- EXERCISE INSTRUCTIONS -
Copy out every line that contains the word "activos".

- DATA SUPPLIED -
>>>

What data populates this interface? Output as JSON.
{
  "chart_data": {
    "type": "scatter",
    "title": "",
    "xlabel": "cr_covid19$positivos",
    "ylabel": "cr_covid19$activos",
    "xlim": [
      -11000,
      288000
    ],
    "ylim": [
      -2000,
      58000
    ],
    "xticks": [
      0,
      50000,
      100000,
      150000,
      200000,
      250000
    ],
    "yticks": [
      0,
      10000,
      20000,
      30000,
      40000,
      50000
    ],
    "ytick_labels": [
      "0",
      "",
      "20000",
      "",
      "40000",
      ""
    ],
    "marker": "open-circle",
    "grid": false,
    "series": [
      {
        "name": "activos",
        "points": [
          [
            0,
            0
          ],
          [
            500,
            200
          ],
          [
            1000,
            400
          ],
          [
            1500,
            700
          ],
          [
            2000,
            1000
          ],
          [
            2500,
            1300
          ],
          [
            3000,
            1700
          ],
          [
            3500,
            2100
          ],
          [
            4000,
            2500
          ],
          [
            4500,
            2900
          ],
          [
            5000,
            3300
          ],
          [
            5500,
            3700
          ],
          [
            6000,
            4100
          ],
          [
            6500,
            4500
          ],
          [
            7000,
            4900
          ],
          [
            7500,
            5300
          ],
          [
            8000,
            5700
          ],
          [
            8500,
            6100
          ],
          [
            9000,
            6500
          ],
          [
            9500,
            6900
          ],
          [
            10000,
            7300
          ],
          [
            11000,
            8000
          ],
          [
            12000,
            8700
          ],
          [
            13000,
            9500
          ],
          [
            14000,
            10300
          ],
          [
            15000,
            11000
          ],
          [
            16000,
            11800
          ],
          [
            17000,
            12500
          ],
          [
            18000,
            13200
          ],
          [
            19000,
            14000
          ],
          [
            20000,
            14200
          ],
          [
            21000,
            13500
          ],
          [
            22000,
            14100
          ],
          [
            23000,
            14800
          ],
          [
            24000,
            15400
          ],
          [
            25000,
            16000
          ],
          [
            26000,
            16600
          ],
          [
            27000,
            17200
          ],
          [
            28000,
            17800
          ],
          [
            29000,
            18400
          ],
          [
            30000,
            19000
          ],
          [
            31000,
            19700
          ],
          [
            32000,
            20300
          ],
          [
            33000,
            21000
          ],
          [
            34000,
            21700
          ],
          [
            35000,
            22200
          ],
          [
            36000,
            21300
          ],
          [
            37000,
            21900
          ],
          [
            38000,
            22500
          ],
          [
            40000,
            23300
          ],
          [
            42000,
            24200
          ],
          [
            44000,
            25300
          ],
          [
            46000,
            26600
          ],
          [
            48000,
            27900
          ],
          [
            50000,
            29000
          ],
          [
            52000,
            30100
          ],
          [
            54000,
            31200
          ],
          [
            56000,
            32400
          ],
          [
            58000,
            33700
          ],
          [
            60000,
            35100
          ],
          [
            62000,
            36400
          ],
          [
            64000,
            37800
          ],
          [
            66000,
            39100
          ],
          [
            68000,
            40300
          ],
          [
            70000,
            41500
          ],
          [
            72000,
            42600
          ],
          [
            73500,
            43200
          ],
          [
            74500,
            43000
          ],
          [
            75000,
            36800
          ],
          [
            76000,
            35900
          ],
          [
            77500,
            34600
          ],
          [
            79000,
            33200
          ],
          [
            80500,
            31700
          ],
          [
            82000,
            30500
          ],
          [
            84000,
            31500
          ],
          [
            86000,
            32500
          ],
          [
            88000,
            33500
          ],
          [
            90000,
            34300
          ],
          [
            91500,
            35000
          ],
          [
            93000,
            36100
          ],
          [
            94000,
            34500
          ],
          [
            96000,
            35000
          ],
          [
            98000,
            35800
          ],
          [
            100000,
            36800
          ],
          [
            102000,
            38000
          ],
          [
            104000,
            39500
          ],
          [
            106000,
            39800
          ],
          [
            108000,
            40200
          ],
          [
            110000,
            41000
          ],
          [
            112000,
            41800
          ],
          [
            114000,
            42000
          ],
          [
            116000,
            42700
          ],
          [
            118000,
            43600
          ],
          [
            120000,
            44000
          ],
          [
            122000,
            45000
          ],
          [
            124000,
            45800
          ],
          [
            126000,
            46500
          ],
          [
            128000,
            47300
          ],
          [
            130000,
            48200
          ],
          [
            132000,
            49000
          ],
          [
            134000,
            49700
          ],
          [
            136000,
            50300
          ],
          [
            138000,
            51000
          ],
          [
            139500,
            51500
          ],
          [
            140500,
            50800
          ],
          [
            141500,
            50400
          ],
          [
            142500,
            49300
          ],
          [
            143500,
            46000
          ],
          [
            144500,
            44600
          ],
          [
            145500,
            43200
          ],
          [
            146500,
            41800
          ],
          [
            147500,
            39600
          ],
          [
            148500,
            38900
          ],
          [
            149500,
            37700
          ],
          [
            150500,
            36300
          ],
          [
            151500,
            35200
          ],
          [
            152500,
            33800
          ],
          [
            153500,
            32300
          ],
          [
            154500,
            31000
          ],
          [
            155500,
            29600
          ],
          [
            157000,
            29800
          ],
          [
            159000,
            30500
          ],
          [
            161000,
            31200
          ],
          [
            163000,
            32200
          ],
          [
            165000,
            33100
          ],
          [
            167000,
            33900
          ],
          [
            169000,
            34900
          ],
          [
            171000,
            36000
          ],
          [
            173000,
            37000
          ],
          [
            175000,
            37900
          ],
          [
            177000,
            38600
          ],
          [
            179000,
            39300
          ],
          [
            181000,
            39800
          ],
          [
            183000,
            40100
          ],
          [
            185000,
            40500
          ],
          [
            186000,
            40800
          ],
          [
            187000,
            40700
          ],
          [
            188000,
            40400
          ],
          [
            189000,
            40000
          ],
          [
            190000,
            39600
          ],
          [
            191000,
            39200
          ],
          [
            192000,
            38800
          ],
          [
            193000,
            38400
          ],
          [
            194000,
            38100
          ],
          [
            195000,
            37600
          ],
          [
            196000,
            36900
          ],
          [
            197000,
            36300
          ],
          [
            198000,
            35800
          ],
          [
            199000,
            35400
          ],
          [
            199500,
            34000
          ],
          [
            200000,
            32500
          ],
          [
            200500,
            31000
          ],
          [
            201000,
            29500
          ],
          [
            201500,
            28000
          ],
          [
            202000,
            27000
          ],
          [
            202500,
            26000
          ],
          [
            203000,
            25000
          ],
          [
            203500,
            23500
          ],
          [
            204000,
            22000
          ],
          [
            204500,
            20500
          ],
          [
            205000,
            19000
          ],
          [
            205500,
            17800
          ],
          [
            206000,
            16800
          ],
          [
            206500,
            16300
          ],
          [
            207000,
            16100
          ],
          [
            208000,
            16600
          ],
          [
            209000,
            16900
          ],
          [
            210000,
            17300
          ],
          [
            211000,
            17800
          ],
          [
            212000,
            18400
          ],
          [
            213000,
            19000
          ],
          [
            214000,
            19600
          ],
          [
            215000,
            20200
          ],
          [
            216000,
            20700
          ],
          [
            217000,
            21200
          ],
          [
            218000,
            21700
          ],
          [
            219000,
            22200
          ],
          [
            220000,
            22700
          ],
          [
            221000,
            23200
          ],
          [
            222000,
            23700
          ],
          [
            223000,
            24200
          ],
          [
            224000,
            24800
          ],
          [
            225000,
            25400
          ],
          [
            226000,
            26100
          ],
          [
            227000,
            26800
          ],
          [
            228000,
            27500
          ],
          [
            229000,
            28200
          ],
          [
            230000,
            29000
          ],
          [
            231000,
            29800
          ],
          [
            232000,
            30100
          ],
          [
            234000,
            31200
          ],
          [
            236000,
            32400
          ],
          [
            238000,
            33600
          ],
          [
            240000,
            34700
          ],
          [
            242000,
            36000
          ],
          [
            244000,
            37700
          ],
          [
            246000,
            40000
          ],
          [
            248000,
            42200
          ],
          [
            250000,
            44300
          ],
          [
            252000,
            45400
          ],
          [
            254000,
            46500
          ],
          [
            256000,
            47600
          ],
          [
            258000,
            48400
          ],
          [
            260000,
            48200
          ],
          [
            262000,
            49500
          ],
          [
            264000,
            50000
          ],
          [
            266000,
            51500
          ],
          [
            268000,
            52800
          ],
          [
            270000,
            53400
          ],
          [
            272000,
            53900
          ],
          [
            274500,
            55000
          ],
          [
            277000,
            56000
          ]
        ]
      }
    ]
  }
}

<<<

- OUTPUT -
    "ylabel": "cr_covid19$activos",
        "name": "activos",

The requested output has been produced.